┏━━
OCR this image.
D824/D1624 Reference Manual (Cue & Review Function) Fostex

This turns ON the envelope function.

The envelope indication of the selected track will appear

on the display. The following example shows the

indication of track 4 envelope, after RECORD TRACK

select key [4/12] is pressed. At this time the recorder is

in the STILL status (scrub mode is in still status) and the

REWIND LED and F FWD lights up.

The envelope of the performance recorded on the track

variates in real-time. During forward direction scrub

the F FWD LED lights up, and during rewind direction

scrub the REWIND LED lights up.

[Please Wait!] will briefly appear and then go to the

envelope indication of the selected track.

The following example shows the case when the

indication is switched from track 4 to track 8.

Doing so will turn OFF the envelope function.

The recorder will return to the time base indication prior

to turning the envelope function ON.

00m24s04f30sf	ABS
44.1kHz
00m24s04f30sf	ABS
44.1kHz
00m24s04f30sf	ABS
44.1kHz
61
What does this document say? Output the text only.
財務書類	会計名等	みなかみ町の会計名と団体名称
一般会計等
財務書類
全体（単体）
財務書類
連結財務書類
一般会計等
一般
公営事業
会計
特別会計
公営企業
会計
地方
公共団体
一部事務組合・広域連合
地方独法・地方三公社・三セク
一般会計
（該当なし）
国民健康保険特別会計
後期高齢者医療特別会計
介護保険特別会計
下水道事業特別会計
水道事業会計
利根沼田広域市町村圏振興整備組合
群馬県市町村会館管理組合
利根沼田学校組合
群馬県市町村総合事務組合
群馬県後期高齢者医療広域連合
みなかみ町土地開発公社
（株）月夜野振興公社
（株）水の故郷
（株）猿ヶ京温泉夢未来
┗━━
Please restate the whole listing word for word.

-- Response for this exercise --
OCR this image.
D824/D1624 Reference Manual (Cue & Review Function) Fostex

This turns ON the envelope function.

The envelope indication of the selected track will appear

on the display. The following example shows the

indication of track 4 envelope, after RECORD TRACK

select key [4/12] is pressed. At this time the recorder is

in the STILL status (scrub mode is in still status) and the

REWIND LED and F FWD lights up.

The envelope of the performance recorded on the track

variates in real-time. During forward direction scrub

the F FWD LED lights up, and during rewind direction

scrub the REWIND LED lights up.

[Please Wait!] will briefly appear and then go to the

envelope indication of the selected track.

The following example shows the case when the

indication is switched from track 4 to track 8.

Doing so will turn OFF the envelope function.

The recorder will return to the time base indication prior

to turning the envelope function ON.

00m24s04f30sf	ABS
44.1kHz
00m24s04f30sf	ABS
44.1kHz
00m24s04f30sf	ABS
44.1kHz
61
What does this document say? Output the text only.
財務書類	会計名等	みなかみ町の会計名と団体名称
一般会計等
財務書類
全体（単体）
財務書類
連結財務書類
一般会計等
一般
公営事業
会計
特別会計
公営企業
会計
地方
公共団体
一部事務組合・広域連合
地方独法・地方三公社・三セク
一般会計
（該当なし）
国民健康保険特別会計
後期高齢者医療特別会計
介護保険特別会計
下水道事業特別会計
水道事業会計
利根沼田広域市町村圏振興整備組合
群馬県市町村会館管理組合
利根沼田学校組合
群馬県市町村総合事務組合
群馬県後期高齢者医療広域連合
みなかみ町土地開発公社
（株）月夜野振興公社
（株）水の故郷
（株）猿ヶ京温泉夢未来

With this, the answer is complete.